What is being asked -> Output the data below in full, byte for byte. Nothing may differ.

# Start of Records to process

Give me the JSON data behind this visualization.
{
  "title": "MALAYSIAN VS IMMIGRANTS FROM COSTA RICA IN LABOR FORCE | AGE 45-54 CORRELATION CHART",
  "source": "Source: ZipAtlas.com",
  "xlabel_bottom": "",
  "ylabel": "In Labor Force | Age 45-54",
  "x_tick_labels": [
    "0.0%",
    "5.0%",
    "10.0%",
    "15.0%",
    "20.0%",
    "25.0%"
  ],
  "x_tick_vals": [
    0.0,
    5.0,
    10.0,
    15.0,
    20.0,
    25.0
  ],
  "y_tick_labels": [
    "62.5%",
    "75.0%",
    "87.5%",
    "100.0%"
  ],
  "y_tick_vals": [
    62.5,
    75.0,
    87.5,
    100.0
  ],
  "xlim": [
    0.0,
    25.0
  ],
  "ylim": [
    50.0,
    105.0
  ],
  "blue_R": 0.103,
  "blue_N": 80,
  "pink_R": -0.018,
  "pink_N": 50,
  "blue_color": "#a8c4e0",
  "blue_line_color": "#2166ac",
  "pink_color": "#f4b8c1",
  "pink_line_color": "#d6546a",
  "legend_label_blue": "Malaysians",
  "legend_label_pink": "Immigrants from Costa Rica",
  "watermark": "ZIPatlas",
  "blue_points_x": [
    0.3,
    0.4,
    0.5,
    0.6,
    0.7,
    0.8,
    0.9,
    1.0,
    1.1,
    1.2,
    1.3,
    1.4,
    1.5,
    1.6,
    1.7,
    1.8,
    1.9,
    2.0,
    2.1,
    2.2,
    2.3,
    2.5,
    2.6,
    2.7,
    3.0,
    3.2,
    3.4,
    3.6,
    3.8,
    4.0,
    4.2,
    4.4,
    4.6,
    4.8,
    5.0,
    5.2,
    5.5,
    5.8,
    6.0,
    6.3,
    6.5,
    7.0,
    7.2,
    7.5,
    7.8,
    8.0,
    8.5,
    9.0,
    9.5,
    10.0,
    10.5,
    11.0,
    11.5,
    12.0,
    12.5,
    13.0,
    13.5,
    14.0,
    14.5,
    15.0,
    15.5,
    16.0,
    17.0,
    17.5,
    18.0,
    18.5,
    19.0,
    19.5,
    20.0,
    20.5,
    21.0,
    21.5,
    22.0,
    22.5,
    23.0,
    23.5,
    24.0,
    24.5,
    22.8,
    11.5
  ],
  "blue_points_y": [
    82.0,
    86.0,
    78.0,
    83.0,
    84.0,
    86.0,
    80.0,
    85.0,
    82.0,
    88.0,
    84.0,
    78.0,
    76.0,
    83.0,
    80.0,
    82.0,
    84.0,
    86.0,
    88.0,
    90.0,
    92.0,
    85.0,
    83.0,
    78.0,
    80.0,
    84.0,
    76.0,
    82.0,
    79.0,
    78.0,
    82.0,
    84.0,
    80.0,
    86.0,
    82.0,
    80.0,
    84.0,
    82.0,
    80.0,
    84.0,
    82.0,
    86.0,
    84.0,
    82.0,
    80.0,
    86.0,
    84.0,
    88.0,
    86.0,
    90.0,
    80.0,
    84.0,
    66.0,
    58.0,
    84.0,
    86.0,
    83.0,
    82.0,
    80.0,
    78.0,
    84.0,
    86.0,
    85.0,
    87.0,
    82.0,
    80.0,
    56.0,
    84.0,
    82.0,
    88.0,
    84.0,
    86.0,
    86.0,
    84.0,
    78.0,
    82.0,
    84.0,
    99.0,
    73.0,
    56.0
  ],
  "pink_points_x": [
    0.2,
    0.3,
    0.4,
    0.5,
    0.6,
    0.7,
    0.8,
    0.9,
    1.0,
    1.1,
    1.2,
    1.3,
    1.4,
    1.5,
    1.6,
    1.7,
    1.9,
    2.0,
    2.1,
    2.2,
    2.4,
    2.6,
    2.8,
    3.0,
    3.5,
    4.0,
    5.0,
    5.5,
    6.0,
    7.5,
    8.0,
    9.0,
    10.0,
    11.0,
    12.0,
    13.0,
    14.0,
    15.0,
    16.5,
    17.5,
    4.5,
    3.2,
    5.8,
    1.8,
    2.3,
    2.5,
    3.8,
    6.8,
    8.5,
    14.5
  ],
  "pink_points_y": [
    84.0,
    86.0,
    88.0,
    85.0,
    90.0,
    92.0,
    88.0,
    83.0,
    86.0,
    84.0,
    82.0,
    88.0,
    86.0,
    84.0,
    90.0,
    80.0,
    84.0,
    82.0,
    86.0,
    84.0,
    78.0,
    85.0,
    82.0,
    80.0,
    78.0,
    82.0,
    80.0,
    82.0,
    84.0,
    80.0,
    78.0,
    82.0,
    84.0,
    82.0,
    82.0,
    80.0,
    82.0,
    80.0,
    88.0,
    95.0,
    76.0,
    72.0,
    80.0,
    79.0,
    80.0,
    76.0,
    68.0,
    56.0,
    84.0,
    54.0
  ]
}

# End of Records to process

Exercise response ->
Give me the JSON data behind this visualization.
{
  "title": "MALAYSIAN VS IMMIGRANTS FROM COSTA RICA IN LABOR FORCE | AGE 45-54 CORRELATION CHART",
  "source": "Source: ZipAtlas.com",
  "xlabel_bottom": "",
  "ylabel": "In Labor Force | Age 45-54",
  "x_tick_labels": [
    "0.0%",
    "5.0%",
    "10.0%",
    "15.0%",
    "20.0%",
    "25.0%"
  ],
  "x_tick_vals": [
    0.0,
    5.0,
    10.0,
    15.0,
    20.0,
    25.0
  ],
  "y_tick_labels": [
    "62.5%",
    "75.0%",
    "87.5%",
    "100.0%"
  ],
  "y_tick_vals": [
    62.5,
    75.0,
    87.5,
    100.0
  ],
  "xlim": [
    0.0,
    25.0
  ],
  "ylim": [
    50.0,
    105.0
  ],
  "blue_R": 0.103,
  "blue_N": 80,
  "pink_R": -0.018,
  "pink_N": 50,
  "blue_color": "#a8c4e0",
  "blue_line_color": "#2166ac",
  "pink_color": "#f4b8c1",
  "pink_line_color": "#d6546a",
  "legend_label_blue": "Malaysians",
  "legend_label_pink": "Immigrants from Costa Rica",
  "watermark": "ZIPatlas",
  "blue_points_x": [
    0.3,
    0.4,
    0.5,
    0.6,
    0.7,
    0.8,
    0.9,
    1.0,
    1.1,
    1.2,
    1.3,
    1.4,
    1.5,
    1.6,
    1.7,
    1.8,
    1.9,
    2.0,
    2.1,
    2.2,
    2.3,
    2.5,
    2.6,
    2.7,
    3.0,
    3.2,
    3.4,
    3.6,
    3.8,
    4.0,
    4.2,
    4.4,
    4.6,
    4.8,
    5.0,
    5.2,
    5.5,
    5.8,
    6.0,
    6.3,
    6.5,
    7.0,
    7.2,
    7.5,
    7.8,
    8.0,
    8.5,
    9.0,
    9.5,
    10.0,
    10.5,
    11.0,
    11.5,
    12.0,
    12.5,
    13.0,
    13.5,
    14.0,
    14.5,
    15.0,
    15.5,
    16.0,
    17.0,
    17.5,
    18.0,
    18.5,
    19.0,
    19.5,
    20.0,
    20.5,
    21.0,
    21.5,
    22.0,
    22.5,
    23.0,
    23.5,
    24.0,
    24.5,
    22.8,
    11.5
  ],
  "blue_points_y": [
    82.0,
    86.0,
    78.0,
    83.0,
    84.0,
    86.0,
    80.0,
    85.0,
    82.0,
    88.0,
    84.0,
    78.0,
    76.0,
    83.0,
    80.0,
    82.0,
    84.0,
    86.0,
    88.0,
    90.0,
    92.0,
    85.0,
    83.0,
    78.0,
    80.0,
    84.0,
    76.0,
    82.0,
    79.0,
    78.0,
    82.0,
    84.0,
    80.0,
    86.0,
    82.0,
    80.0,
    84.0,
    82.0,
    80.0,
    84.0,
    82.0,
    86.0,
    84.0,
    82.0,
    80.0,
    86.0,
    84.0,
    88.0,
    86.0,
    90.0,
    80.0,
    84.0,
    66.0,
    58.0,
    84.0,
    86.0,
    83.0,
    82.0,
    80.0,
    78.0,
    84.0,
    86.0,
    85.0,
    87.0,
    82.0,
    80.0,
    56.0,
    84.0,
    82.0,
    88.0,
    84.0,
    86.0,
    86.0,
    84.0,
    78.0,
    82.0,
    84.0,
    99.0,
    73.0,
    56.0
  ],
  "pink_points_x": [
    0.2,
    0.3,
    0.4,
    0.5,
    0.6,
    0.7,
    0.8,
    0.9,
    1.0,
    1.1,
    1.2,
    1.3,
    1.4,
    1.5,
    1.6,
    1.7,
    1.9,
    2.0,
    2.1,
    2.2,
    2.4,
    2.6,
    2.8,
    3.0,
    3.5,
    4.0,
    5.0,
    5.5,
    6.0,
    7.5,
    8.0,
    9.0,
    10.0,
    11.0,
    12.0,
    13.0,
    14.0,
    15.0,
    16.5,
    17.5,
    4.5,
    3.2,
    5.8,
    1.8,
    2.3,
    2.5,
    3.8,
    6.8,
    8.5,
    14.5
  ],
  "pink_points_y": [
    84.0,
    86.0,
    88.0,
    85.0,
    90.0,
    92.0,
    88.0,
    83.0,
    86.0,
    84.0,
    82.0,
    88.0,
    86.0,
    84.0,
    90.0,
    80.0,
    84.0,
    82.0,
    86.0,
    84.0,
    78.0,
    85.0,
    82.0,
    80.0,
    78.0,
    82.0,
    80.0,
    82.0,
    84.0,
    80.0,
    78.0,
    82.0,
    84.0,
    82.0,
    82.0,
    80.0,
    82.0,
    80.0,
    88.0,
    95.0,
    76.0,
    72.0,
    80.0,
    79.0,
    80.0,
    76.0,
    68.0,
    56.0,
    84.0,
    54.0
  ]
}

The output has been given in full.